#### [THE TASK]
State how many lines in the entries below contain "material". Write nothing but the number.

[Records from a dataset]
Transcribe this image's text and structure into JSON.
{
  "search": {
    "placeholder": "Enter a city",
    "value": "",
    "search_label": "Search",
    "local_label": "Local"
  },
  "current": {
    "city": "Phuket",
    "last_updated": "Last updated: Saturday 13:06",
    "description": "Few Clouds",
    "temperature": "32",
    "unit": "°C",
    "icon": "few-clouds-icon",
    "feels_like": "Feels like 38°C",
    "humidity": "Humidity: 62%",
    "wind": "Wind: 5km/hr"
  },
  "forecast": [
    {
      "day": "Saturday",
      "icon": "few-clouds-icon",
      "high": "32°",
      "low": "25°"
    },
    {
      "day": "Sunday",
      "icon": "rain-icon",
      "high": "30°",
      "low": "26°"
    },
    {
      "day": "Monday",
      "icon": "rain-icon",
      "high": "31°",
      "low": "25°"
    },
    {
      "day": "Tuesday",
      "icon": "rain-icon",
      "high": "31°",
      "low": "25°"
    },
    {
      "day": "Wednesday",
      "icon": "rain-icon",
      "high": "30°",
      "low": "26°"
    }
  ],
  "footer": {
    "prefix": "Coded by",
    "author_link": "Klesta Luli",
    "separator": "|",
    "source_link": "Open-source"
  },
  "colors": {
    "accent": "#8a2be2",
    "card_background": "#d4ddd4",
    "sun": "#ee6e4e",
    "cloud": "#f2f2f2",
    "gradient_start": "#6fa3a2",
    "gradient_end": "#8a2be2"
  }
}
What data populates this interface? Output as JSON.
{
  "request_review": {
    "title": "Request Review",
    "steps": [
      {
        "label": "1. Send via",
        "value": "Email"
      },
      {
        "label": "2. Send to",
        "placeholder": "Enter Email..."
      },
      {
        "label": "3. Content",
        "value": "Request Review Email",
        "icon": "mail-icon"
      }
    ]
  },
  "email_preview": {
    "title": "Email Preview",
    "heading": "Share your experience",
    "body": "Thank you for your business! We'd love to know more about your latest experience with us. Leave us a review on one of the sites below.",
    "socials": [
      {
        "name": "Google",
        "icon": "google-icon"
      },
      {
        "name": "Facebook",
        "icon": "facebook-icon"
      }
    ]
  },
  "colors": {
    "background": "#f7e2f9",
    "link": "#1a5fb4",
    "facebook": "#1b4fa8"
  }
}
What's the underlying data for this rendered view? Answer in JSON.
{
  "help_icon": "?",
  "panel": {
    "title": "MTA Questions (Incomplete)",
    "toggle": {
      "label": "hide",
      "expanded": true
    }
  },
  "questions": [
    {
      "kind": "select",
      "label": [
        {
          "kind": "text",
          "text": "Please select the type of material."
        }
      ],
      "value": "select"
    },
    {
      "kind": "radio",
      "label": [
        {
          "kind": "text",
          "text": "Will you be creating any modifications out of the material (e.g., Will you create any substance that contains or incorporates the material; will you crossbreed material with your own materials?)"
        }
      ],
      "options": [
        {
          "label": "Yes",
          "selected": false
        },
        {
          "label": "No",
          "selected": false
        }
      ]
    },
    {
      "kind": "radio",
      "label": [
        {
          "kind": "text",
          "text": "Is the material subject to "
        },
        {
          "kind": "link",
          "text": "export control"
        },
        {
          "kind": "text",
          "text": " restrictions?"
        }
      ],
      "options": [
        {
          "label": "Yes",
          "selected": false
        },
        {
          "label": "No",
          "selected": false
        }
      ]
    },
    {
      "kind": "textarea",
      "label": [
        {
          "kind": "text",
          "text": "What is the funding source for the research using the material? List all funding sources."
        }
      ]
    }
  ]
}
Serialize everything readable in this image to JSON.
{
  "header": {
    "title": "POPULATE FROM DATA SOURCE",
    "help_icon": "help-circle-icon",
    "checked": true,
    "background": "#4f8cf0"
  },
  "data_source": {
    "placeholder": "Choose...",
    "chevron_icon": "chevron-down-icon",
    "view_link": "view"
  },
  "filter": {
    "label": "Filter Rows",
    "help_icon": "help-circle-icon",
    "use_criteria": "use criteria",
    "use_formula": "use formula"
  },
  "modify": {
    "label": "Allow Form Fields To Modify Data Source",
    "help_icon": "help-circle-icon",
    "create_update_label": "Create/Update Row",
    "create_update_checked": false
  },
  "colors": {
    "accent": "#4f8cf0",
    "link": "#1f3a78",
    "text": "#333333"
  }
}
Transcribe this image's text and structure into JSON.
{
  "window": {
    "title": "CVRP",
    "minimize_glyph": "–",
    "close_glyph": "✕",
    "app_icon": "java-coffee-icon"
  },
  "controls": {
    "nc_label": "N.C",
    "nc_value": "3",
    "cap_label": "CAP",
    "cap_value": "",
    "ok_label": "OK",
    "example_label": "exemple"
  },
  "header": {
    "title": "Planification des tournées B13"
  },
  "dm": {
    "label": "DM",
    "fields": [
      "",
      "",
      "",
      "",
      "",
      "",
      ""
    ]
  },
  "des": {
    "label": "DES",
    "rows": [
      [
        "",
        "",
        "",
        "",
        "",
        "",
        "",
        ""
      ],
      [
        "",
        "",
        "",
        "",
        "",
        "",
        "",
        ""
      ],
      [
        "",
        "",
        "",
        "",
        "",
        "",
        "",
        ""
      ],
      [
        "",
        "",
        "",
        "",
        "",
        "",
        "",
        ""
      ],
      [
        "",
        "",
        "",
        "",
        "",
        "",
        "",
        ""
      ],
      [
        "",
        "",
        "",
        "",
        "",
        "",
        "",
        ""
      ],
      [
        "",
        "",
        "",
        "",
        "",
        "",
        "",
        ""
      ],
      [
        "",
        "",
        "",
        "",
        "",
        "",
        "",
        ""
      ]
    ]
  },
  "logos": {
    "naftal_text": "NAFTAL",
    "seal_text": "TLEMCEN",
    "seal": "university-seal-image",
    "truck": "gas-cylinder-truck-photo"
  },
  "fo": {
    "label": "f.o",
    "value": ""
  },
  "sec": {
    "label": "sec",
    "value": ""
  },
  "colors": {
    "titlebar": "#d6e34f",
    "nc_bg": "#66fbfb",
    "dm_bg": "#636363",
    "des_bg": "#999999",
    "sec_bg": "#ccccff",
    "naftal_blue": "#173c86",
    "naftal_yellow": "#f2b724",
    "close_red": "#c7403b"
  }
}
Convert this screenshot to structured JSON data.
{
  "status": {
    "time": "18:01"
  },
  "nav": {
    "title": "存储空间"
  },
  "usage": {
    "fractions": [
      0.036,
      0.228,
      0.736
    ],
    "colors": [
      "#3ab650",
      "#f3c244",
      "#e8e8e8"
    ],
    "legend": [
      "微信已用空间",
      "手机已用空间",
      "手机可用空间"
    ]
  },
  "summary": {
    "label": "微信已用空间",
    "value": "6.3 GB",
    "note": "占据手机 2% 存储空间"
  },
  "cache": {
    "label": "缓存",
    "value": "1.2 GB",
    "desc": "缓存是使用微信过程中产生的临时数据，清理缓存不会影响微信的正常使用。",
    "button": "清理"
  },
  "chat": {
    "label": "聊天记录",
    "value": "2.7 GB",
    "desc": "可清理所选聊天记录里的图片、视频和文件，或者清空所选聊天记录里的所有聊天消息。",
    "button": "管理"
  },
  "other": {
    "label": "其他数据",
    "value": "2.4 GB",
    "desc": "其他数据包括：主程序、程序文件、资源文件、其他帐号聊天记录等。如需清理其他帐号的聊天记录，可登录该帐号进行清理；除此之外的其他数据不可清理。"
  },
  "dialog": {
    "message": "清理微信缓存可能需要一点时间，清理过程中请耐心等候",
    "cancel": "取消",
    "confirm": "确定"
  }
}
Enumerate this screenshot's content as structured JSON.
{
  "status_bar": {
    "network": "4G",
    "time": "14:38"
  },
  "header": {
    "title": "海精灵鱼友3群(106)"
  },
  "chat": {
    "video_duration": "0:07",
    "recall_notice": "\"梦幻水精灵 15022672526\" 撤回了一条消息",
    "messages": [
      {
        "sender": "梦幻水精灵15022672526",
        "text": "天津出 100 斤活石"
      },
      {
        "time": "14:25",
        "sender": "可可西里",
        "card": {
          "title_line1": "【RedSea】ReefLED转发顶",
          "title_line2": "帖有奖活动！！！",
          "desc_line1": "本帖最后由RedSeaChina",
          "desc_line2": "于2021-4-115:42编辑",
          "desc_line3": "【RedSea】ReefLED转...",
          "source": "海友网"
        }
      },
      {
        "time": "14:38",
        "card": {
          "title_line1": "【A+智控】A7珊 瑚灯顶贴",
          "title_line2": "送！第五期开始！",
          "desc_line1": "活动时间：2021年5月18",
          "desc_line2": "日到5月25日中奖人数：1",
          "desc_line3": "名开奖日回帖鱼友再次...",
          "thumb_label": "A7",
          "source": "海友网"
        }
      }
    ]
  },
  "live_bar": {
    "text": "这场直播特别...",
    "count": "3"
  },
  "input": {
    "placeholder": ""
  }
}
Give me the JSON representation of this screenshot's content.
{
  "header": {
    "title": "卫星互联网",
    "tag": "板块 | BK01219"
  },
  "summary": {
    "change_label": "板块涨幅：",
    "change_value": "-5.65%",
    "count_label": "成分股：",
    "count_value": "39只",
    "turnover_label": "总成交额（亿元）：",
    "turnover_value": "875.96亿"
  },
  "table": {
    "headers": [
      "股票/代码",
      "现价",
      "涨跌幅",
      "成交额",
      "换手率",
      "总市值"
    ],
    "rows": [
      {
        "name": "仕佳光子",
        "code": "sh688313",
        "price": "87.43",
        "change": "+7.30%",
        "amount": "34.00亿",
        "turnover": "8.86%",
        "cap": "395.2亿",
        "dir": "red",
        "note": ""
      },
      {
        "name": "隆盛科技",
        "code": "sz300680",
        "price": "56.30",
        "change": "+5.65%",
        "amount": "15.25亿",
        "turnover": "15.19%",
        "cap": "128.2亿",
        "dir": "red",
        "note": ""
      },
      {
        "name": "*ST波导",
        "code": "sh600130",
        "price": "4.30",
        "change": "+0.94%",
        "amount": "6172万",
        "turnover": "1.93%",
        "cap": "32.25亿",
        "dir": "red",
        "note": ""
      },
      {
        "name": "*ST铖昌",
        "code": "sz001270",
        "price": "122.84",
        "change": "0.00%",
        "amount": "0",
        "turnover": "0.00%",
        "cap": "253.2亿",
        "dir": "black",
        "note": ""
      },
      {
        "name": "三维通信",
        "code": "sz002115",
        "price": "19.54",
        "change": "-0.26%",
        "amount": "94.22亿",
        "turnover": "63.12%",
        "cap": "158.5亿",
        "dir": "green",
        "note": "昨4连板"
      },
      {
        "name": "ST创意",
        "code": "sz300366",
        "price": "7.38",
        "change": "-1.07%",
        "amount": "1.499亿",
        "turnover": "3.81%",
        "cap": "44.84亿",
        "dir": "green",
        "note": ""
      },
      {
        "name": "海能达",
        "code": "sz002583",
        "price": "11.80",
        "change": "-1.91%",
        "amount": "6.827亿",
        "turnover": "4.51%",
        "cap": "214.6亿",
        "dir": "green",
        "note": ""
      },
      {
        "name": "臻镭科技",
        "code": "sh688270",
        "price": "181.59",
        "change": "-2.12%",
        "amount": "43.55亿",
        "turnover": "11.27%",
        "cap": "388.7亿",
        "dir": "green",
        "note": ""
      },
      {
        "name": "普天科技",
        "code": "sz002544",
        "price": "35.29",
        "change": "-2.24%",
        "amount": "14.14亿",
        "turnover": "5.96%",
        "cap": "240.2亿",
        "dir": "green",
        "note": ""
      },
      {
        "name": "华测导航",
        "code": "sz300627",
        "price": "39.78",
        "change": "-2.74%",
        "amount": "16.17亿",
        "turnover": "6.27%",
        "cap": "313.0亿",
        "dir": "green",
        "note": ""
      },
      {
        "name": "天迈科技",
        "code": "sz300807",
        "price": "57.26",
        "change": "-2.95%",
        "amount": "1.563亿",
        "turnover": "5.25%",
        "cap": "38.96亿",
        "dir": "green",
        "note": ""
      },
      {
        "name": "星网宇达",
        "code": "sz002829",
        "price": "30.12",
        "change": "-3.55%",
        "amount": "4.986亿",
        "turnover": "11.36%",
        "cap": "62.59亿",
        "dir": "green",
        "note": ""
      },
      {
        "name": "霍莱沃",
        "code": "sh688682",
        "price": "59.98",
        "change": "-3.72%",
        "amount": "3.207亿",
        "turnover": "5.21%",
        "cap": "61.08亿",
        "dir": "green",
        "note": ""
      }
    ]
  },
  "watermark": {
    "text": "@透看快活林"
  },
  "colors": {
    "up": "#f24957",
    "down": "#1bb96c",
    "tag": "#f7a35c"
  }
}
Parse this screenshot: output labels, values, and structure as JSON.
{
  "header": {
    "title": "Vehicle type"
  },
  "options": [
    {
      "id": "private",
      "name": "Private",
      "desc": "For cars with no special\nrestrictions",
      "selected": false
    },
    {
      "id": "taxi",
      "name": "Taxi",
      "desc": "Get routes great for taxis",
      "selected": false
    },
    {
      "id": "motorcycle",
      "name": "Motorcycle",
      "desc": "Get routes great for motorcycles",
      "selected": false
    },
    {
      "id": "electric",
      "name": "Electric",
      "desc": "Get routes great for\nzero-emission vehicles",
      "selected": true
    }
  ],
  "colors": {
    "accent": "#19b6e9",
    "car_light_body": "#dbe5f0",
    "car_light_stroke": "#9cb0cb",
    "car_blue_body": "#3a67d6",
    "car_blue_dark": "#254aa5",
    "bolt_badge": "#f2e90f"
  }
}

#### [FULL ANSWER]
4